**Instructions to follow**
Copy the data exactly; pictures stay out of the copy.
+++++
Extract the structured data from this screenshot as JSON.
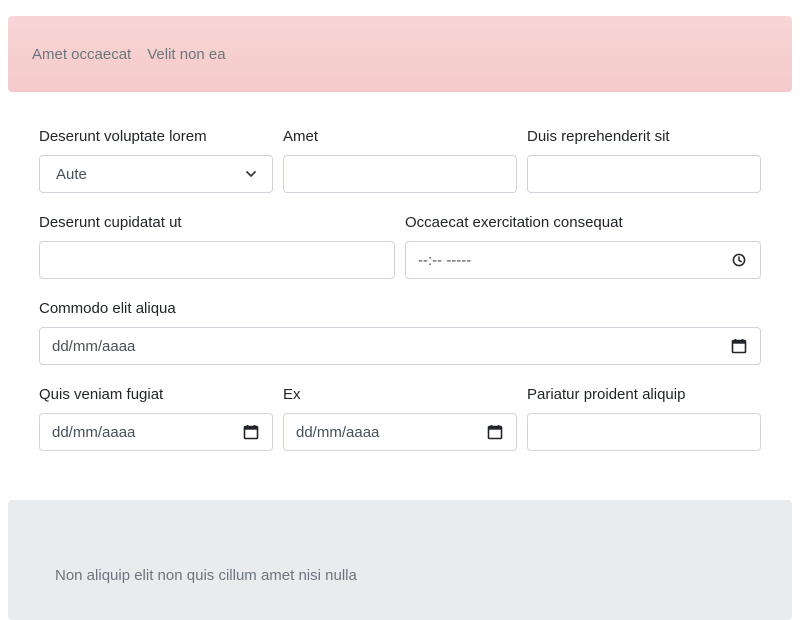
{
  "nav": {
    "links": [
      "Amet occaecat",
      "Velit non ea"
    ]
  },
  "form": {
    "row1": {
      "select": {
        "label": "Deserunt voluptate lorem",
        "value": "Aute"
      },
      "text1": {
        "label": "Amet",
        "value": ""
      },
      "text2": {
        "label": "Duis reprehenderit sit",
        "value": ""
      }
    },
    "row2": {
      "text": {
        "label": "Deserunt cupidatat ut",
        "value": ""
      },
      "time": {
        "label": "Occaecat exercitation consequat",
        "placeholder": "--:-- -----"
      }
    },
    "row3": {
      "date": {
        "label": "Commodo elit aliqua",
        "placeholder": "dd/mm/aaaa"
      }
    },
    "row4": {
      "date1": {
        "label": "Quis veniam fugiat",
        "placeholder": "dd/mm/aaaa"
      },
      "date2": {
        "label": "Ex",
        "placeholder": "dd/mm/aaaa"
      },
      "text": {
        "label": "Pariatur proident aliquip",
        "value": ""
      }
    }
  },
  "footer": {
    "text": "Non aliquip elit non quis cillum amet nisi nulla"
  }
}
+++++
**Task answer**
Extract the structured data from this screenshot as JSON.
{
  "nav": {
    "links": [
      "Amet occaecat",
      "Velit non ea"
    ]
  },
  "form": {
    "row1": {
      "select": {
        "label": "Deserunt voluptate lorem",
        "value": "Aute"
      },
      "text1": {
        "label": "Amet",
        "value": ""
      },
      "text2": {
        "label": "Duis reprehenderit sit",
        "value": ""
      }
    },
    "row2": {
      "text": {
        "label": "Deserunt cupidatat ut",
        "value": ""
      },
      "time": {
        "label": "Occaecat exercitation consequat",
        "placeholder": "--:-- -----"
      }
    },
    "row3": {
      "date": {
        "label": "Commodo elit aliqua",
        "placeholder": "dd/mm/aaaa"
      }
    },
    "row4": {
      "date1": {
        "label": "Quis veniam fugiat",
        "placeholder": "dd/mm/aaaa"
      },
      "date2": {
        "label": "Ex",
        "placeholder": "dd/mm/aaaa"
      },
      "text": {
        "label": "Pariatur proident aliquip",
        "value": ""
      }
    }
  },
  "footer": {
    "text": "Non aliquip elit non quis cillum amet nisi nulla"
  }
}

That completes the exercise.